**Task prompt**
Write out the listing below again, precisely as it is given.

**Source data**
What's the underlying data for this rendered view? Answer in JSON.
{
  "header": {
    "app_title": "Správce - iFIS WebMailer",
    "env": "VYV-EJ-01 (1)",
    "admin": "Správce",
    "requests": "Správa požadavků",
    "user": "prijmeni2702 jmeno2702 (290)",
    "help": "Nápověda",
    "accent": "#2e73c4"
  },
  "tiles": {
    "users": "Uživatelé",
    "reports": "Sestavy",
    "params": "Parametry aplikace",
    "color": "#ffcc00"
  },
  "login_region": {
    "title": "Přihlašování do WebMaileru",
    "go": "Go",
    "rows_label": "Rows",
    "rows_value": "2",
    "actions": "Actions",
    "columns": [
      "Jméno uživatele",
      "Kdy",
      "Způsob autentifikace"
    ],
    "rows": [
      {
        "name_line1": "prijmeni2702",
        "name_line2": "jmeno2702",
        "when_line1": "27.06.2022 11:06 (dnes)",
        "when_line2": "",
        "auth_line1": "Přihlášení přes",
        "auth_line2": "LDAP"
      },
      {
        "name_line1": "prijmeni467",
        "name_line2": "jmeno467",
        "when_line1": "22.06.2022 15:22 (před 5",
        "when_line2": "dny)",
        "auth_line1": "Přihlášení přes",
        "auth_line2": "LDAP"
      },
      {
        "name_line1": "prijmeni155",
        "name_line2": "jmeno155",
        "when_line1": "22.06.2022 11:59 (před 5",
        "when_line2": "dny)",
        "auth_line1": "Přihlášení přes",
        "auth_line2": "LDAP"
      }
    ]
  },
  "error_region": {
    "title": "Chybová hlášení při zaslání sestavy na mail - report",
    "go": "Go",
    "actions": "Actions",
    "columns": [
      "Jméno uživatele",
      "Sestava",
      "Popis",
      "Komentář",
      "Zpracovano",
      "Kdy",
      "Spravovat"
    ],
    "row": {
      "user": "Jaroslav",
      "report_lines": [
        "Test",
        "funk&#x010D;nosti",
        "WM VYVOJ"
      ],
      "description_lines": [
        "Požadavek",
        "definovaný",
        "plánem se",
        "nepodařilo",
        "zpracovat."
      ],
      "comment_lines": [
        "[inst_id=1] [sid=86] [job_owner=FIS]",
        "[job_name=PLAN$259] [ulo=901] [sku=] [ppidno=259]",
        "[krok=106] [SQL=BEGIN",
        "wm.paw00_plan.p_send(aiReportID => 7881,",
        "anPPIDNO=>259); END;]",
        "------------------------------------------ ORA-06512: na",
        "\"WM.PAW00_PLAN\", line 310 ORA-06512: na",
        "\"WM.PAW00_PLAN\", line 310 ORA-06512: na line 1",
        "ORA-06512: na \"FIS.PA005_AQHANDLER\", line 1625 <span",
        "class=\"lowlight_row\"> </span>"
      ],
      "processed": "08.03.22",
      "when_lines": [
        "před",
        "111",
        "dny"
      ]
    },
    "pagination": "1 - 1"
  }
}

**Written response**
What's the underlying data for this rendered view? Answer in JSON.
{
  "header": {
    "app_title": "Správce - iFIS WebMailer",
    "env": "VYV-EJ-01 (1)",
    "admin": "Správce",
    "requests": "Správa požadavků",
    "user": "prijmeni2702 jmeno2702 (290)",
    "help": "Nápověda",
    "accent": "#2e73c4"
  },
  "tiles": {
    "users": "Uživatelé",
    "reports": "Sestavy",
    "params": "Parametry aplikace",
    "color": "#ffcc00"
  },
  "login_region": {
    "title": "Přihlašování do WebMaileru",
    "go": "Go",
    "rows_label": "Rows",
    "rows_value": "2",
    "actions": "Actions",
    "columns": [
      "Jméno uživatele",
      "Kdy",
      "Způsob autentifikace"
    ],
    "rows": [
      {
        "name_line1": "prijmeni2702",
        "name_line2": "jmeno2702",
        "when_line1": "27.06.2022 11:06 (dnes)",
        "when_line2": "",
        "auth_line1": "Přihlášení přes",
        "auth_line2": "LDAP"
      },
      {
        "name_line1": "prijmeni467",
        "name_line2": "jmeno467",
        "when_line1": "22.06.2022 15:22 (před 5",
        "when_line2": "dny)",
        "auth_line1": "Přihlášení přes",
        "auth_line2": "LDAP"
      },
      {
        "name_line1": "prijmeni155",
        "name_line2": "jmeno155",
        "when_line1": "22.06.2022 11:59 (před 5",
        "when_line2": "dny)",
        "auth_line1": "Přihlášení přes",
        "auth_line2": "LDAP"
      }
    ]
  },
  "error_region": {
    "title": "Chybová hlášení při zaslání sestavy na mail - report",
    "go": "Go",
    "actions": "Actions",
    "columns": [
      "Jméno uživatele",
      "Sestava",
      "Popis",
      "Komentář",
      "Zpracovano",
      "Kdy",
      "Spravovat"
    ],
    "row": {
      "user": "Jaroslav",
      "report_lines": [
        "Test",
        "funk&#x010D;nosti",
        "WM VYVOJ"
      ],
      "description_lines": [
        "Požadavek",
        "definovaný",
        "plánem se",
        "nepodařilo",
        "zpracovat."
      ],
      "comment_lines": [
        "[inst_id=1] [sid=86] [job_owner=FIS]",
        "[job_name=PLAN$259] [ulo=901] [sku=] [ppidno=259]",
        "[krok=106] [SQL=BEGIN",
        "wm.paw00_plan.p_send(aiReportID => 7881,",
        "anPPIDNO=>259); END;]",
        "------------------------------------------ ORA-06512: na",
        "\"WM.PAW00_PLAN\", line 310 ORA-06512: na",
        "\"WM.PAW00_PLAN\", line 310 ORA-06512: na line 1",
        "ORA-06512: na \"FIS.PA005_AQHANDLER\", line 1625 <span",
        "class=\"lowlight_row\"> </span>"
      ],
      "processed": "08.03.22",
      "when_lines": [
        "před",
        "111",
        "dny"
      ]
    },
    "pagination": "1 - 1"
  }
}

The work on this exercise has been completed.